__Exercise requirements__:
Determine how many lines in the entries below include "state". The reply should be that number and nothing else.

__Available records__:
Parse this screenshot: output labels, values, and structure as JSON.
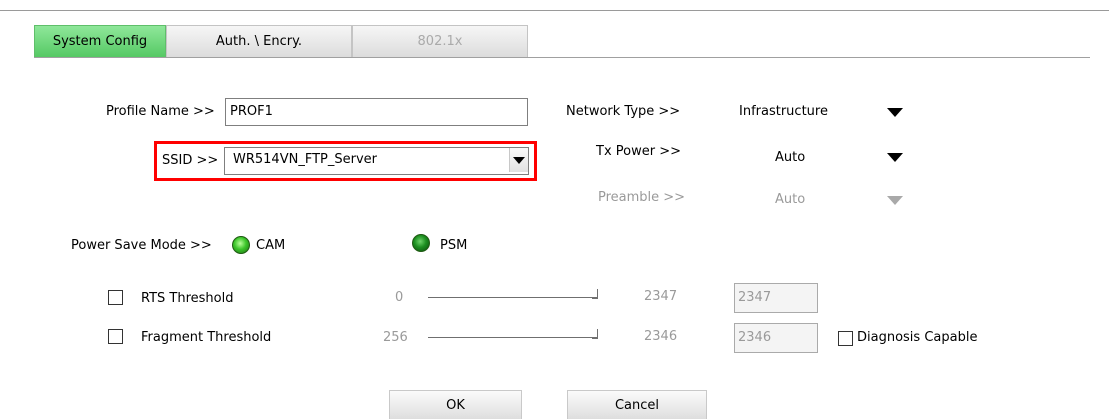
{
  "tabs": [
    {
      "label": "System Config",
      "state": "active"
    },
    {
      "label": "Auth. \\ Encry.",
      "state": "normal"
    },
    {
      "label": "802.1x",
      "state": "disabled"
    }
  ],
  "profile": {
    "label": "Profile Name >>",
    "value": "PROF1"
  },
  "ssid": {
    "label": "SSID >>",
    "value": "WR514VN_FTP_Server"
  },
  "network_type": {
    "label": "Network Type >>",
    "value": "Infrastructure"
  },
  "tx_power": {
    "label": "Tx Power >>",
    "value": "Auto"
  },
  "preamble": {
    "label": "Preamble >>",
    "value": "Auto"
  },
  "power_save": {
    "label": "Power Save Mode >>",
    "options": [
      {
        "label": "CAM",
        "selected": true
      },
      {
        "label": "PSM",
        "selected": false
      }
    ]
  },
  "rts": {
    "label": "RTS Threshold",
    "checked": false,
    "min": "0",
    "max": "2347",
    "value": "2347"
  },
  "fragment": {
    "label": "Fragment Threshold",
    "checked": false,
    "min": "256",
    "max": "2346",
    "value": "2346"
  },
  "diagnosis": {
    "label": "Diagnosis Capable",
    "checked": false
  },
  "buttons": {
    "ok": "OK",
    "cancel": "Cancel"
  },
  "colors": {
    "highlight_border": "#ff0000",
    "active_tab": "#55c964"
  }
}
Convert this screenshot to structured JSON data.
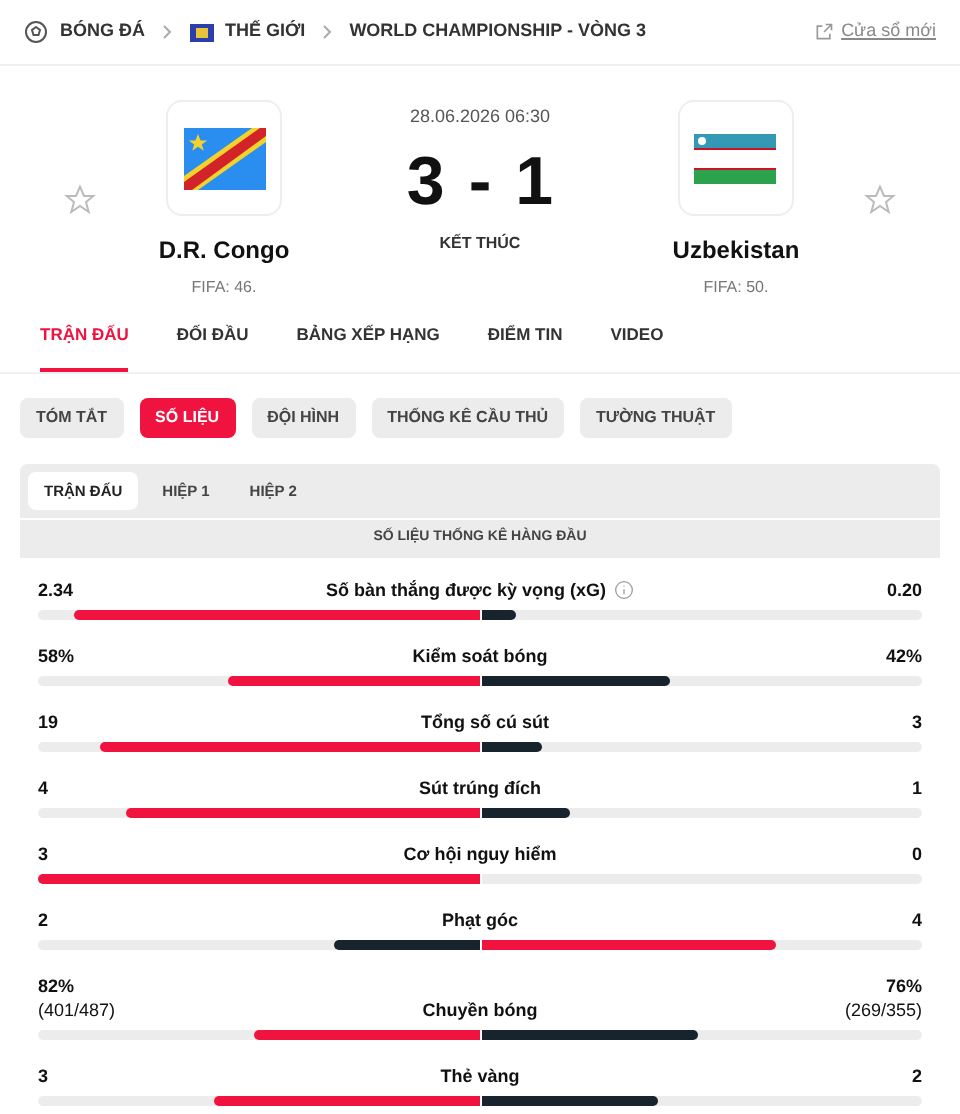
{
  "breadcrumb": [
    {
      "label": "BÓNG ĐÁ",
      "kind": "ball"
    },
    {
      "label": "THẾ GIỚI",
      "kind": "flag"
    },
    {
      "label": "WORLD CHAMPIONSHIP - VÒNG 3",
      "kind": "none"
    }
  ],
  "new_window_link": "Cửa sổ mới",
  "match": {
    "datetime": "28.06.2026 06:30",
    "score_home": "3",
    "score_separator": "-",
    "score_away": "1",
    "status": "KẾT THÚC",
    "home": {
      "name": "D.R. Congo",
      "rank": "FIFA: 46.",
      "kind": "drc",
      "favorite": false
    },
    "away": {
      "name": "Uzbekistan",
      "rank": "FIFA: 50.",
      "kind": "uzb",
      "favorite": false
    }
  },
  "tabs": [
    {
      "label": "TRẬN ĐẤU",
      "selected": true
    },
    {
      "label": "ĐỐI ĐẦU",
      "selected": false
    },
    {
      "label": "BẢNG XẾP HẠNG",
      "selected": false
    },
    {
      "label": "ĐIỂM TIN",
      "selected": false
    },
    {
      "label": "VIDEO",
      "selected": false
    }
  ],
  "subtabs": [
    {
      "label": "TÓM TẮT",
      "selected": false
    },
    {
      "label": "SỐ LIỆU",
      "selected": true
    },
    {
      "label": "ĐỘI HÌNH",
      "selected": false
    },
    {
      "label": "THỐNG KÊ CẦU THỦ",
      "selected": false
    },
    {
      "label": "TƯỜNG THUẬT",
      "selected": false
    }
  ],
  "period_tabs": [
    {
      "label": "TRẬN ĐẤU",
      "selected": true
    },
    {
      "label": "HIỆP 1",
      "selected": false
    },
    {
      "label": "HIỆP 2",
      "selected": false
    }
  ],
  "section_title": "SỐ LIỆU THỐNG KÊ HÀNG ĐẦU",
  "stats": [
    {
      "label": "Số bàn thắng được kỳ vọng (xG)",
      "info": true,
      "home": {
        "value": "2.34",
        "level": 0.92,
        "leading": true
      },
      "away": {
        "value": "0.20",
        "level": 0.08,
        "leading": false
      }
    },
    {
      "label": "Kiểm soát bóng",
      "info": false,
      "home": {
        "value": "58%",
        "level": 0.57,
        "leading": true
      },
      "away": {
        "value": "42%",
        "level": 0.43,
        "leading": false
      }
    },
    {
      "label": "Tổng số cú sút",
      "info": false,
      "home": {
        "value": "19",
        "level": 0.86,
        "leading": true
      },
      "away": {
        "value": "3",
        "level": 0.14,
        "leading": false
      }
    },
    {
      "label": "Sút trúng đích",
      "info": false,
      "home": {
        "value": "4",
        "level": 0.8,
        "leading": true
      },
      "away": {
        "value": "1",
        "level": 0.2,
        "leading": false
      }
    },
    {
      "label": "Cơ hội nguy hiểm",
      "info": false,
      "home": {
        "value": "3",
        "level": 1,
        "leading": true
      },
      "away": {
        "value": "0",
        "level": 0
      }
    },
    {
      "label": "Phạt góc",
      "info": false,
      "home": {
        "value": "2",
        "level": 0.33,
        "leading": false
      },
      "away": {
        "value": "4",
        "level": 0.67,
        "leading": true
      }
    },
    {
      "label": "Chuyền bóng",
      "info": false,
      "home": {
        "value": "82%",
        "detail": "(401/487)",
        "level": 0.51,
        "leading": true
      },
      "away": {
        "value": "76%",
        "detail": "(269/355)",
        "level": 0.49,
        "leading": false
      }
    },
    {
      "label": "Thẻ vàng",
      "info": false,
      "home": {
        "value": "3",
        "level": 0.6,
        "leading": true
      },
      "away": {
        "value": "2",
        "level": 0.4,
        "leading": false
      }
    }
  ]
}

__Solved exercise__:
3